Required task:
Restate the full set of records exactly, word for word.

━━━━━ Data ━━━━━

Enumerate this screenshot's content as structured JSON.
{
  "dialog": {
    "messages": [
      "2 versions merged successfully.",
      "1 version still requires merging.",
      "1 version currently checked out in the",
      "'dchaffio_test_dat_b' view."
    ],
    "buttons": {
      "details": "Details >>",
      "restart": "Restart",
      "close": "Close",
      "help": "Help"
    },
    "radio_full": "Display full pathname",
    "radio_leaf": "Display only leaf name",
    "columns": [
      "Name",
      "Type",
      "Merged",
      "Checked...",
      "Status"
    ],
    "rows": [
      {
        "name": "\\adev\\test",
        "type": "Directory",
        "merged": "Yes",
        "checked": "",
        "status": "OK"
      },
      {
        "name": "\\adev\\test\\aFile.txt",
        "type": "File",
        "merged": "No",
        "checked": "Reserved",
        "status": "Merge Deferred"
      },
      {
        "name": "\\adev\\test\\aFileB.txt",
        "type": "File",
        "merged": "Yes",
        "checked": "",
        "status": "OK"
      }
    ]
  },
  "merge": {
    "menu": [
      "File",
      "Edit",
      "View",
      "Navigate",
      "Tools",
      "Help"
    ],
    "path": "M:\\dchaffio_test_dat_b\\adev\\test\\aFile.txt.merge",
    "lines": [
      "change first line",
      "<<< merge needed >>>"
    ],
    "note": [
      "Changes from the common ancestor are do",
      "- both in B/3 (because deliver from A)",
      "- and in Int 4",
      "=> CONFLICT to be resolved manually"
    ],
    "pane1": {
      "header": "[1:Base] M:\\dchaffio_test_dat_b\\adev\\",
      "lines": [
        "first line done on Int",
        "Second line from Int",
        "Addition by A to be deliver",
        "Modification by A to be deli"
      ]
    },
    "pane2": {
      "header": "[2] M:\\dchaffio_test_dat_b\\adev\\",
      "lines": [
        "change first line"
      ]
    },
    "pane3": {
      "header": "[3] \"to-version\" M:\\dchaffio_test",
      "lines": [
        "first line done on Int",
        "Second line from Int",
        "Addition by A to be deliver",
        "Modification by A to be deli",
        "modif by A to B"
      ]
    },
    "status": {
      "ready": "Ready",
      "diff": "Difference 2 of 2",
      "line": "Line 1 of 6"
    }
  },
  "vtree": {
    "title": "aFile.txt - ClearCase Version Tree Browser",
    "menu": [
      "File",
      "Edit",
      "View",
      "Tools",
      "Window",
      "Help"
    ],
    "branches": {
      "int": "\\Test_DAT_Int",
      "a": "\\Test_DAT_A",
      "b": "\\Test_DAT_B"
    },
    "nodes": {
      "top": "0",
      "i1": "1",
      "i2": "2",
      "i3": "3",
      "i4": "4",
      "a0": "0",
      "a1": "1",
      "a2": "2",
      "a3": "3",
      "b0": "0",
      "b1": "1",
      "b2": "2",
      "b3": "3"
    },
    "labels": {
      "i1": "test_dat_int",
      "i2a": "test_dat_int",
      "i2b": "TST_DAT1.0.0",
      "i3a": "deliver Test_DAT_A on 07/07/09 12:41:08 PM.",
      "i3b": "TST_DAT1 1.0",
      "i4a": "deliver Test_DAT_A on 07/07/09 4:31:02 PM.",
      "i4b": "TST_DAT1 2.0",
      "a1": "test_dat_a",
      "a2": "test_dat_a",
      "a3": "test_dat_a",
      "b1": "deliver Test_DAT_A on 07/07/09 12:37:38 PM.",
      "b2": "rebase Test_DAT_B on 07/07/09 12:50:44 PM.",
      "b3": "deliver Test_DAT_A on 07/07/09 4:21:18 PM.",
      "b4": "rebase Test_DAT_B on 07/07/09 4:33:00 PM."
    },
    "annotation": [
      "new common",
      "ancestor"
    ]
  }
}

━━━━━

Exercise answer:
Enumerate this screenshot's content as structured JSON.
{
  "dialog": {
    "messages": [
      "2 versions merged successfully.",
      "1 version still requires merging.",
      "1 version currently checked out in the",
      "'dchaffio_test_dat_b' view."
    ],
    "buttons": {
      "details": "Details >>",
      "restart": "Restart",
      "close": "Close",
      "help": "Help"
    },
    "radio_full": "Display full pathname",
    "radio_leaf": "Display only leaf name",
    "columns": [
      "Name",
      "Type",
      "Merged",
      "Checked...",
      "Status"
    ],
    "rows": [
      {
        "name": "\\adev\\test",
        "type": "Directory",
        "merged": "Yes",
        "checked": "",
        "status": "OK"
      },
      {
        "name": "\\adev\\test\\aFile.txt",
        "type": "File",
        "merged": "No",
        "checked": "Reserved",
        "status": "Merge Deferred"
      },
      {
        "name": "\\adev\\test\\aFileB.txt",
        "type": "File",
        "merged": "Yes",
        "checked": "",
        "status": "OK"
      }
    ]
  },
  "merge": {
    "menu": [
      "File",
      "Edit",
      "View",
      "Navigate",
      "Tools",
      "Help"
    ],
    "path": "M:\\dchaffio_test_dat_b\\adev\\test\\aFile.txt.merge",
    "lines": [
      "change first line",
      "<<< merge needed >>>"
    ],
    "note": [
      "Changes from the common ancestor are do",
      "- both in B/3 (because deliver from A)",
      "- and in Int 4",
      "=> CONFLICT to be resolved manually"
    ],
    "pane1": {
      "header": "[1:Base] M:\\dchaffio_test_dat_b\\adev\\",
      "lines": [
        "first line done on Int",
        "Second line from Int",
        "Addition by A to be deliver",
        "Modification by A to be deli"
      ]
    },
    "pane2": {
      "header": "[2] M:\\dchaffio_test_dat_b\\adev\\",
      "lines": [
        "change first line"
      ]
    },
    "pane3": {
      "header": "[3] \"to-version\" M:\\dchaffio_test",
      "lines": [
        "first line done on Int",
        "Second line from Int",
        "Addition by A to be deliver",
        "Modification by A to be deli",
        "modif by A to B"
      ]
    },
    "status": {
      "ready": "Ready",
      "diff": "Difference 2 of 2",
      "line": "Line 1 of 6"
    }
  },
  "vtree": {
    "title": "aFile.txt - ClearCase Version Tree Browser",
    "menu": [
      "File",
      "Edit",
      "View",
      "Tools",
      "Window",
      "Help"
    ],
    "branches": {
      "int": "\\Test_DAT_Int",
      "a": "\\Test_DAT_A",
      "b": "\\Test_DAT_B"
    },
    "nodes": {
      "top": "0",
      "i1": "1",
      "i2": "2",
      "i3": "3",
      "i4": "4",
      "a0": "0",
      "a1": "1",
      "a2": "2",
      "a3": "3",
      "b0": "0",
      "b1": "1",
      "b2": "2",
      "b3": "3"
    },
    "labels": {
      "i1": "test_dat_int",
      "i2a": "test_dat_int",
      "i2b": "TST_DAT1.0.0",
      "i3a": "deliver Test_DAT_A on 07/07/09 12:41:08 PM.",
      "i3b": "TST_DAT1 1.0",
      "i4a": "deliver Test_DAT_A on 07/07/09 4:31:02 PM.",
      "i4b": "TST_DAT1 2.0",
      "a1": "test_dat_a",
      "a2": "test_dat_a",
      "a3": "test_dat_a",
      "b1": "deliver Test_DAT_A on 07/07/09 12:37:38 PM.",
      "b2": "rebase Test_DAT_B on 07/07/09 12:50:44 PM.",
      "b3": "deliver Test_DAT_A on 07/07/09 4:21:18 PM.",
      "b4": "rebase Test_DAT_B on 07/07/09 4:33:00 PM."
    },
    "annotation": [
      "new common",
      "ancestor"
    ]
  }
}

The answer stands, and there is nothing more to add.